As the sun began to set behind the home bleachers, providing a Spartan golden hue over the lonely gridiron, the conversations came easy for a half dozen people linked by a season few in Deptford Township will ever forget.
It doesn’t matter how many decades go by (it’s now four, for anyone counting). It doesn’t matter if some move down the shore or others are often too busy with work. They still find each other.
And when they do, the stories are endless because they were making history back then, in the fall of 1978. Their memories are still vivid, as if they were only a few years removed and in their early 20s and not their late 50s.
“It was the best,” Tony Orio said. “The best two years I had.”
“A lot of guys went on to do other big things,” Joe Wilson added. “But I’m going to remember that for the rest of my life, absolutely.”

**Collected data**
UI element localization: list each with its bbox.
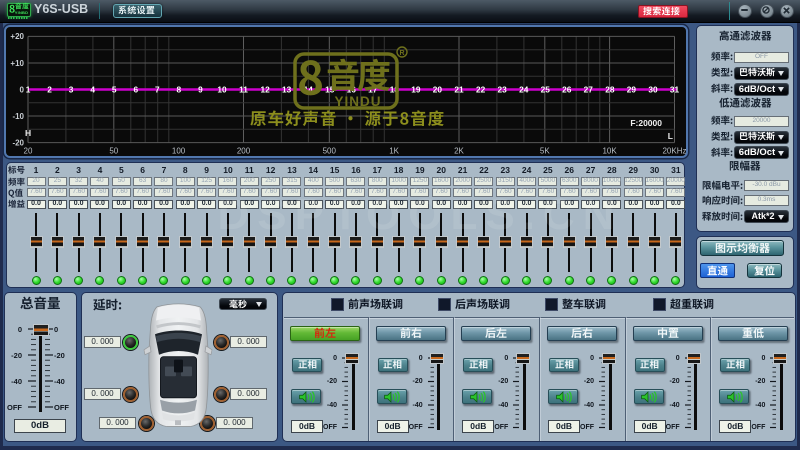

**Stated task A**
Reproduce the part of the article about the 1978 Deptford Township season starting with "And when they" and going on through "their late 50s.".
**Stated task B**
In the article about the 1978 Deptford Township season, who says it was "The best two years I had"?
The listing has no connection to the article about the 1978 Deptford Township season.

**Result A**
And when they do, the stories are endless because they were making history back then, in the fall of 1978. Their memories are still vivid, as if they were only a few years removed and in their early 20s and not their late 50s.

**Result B**
Tony Orio.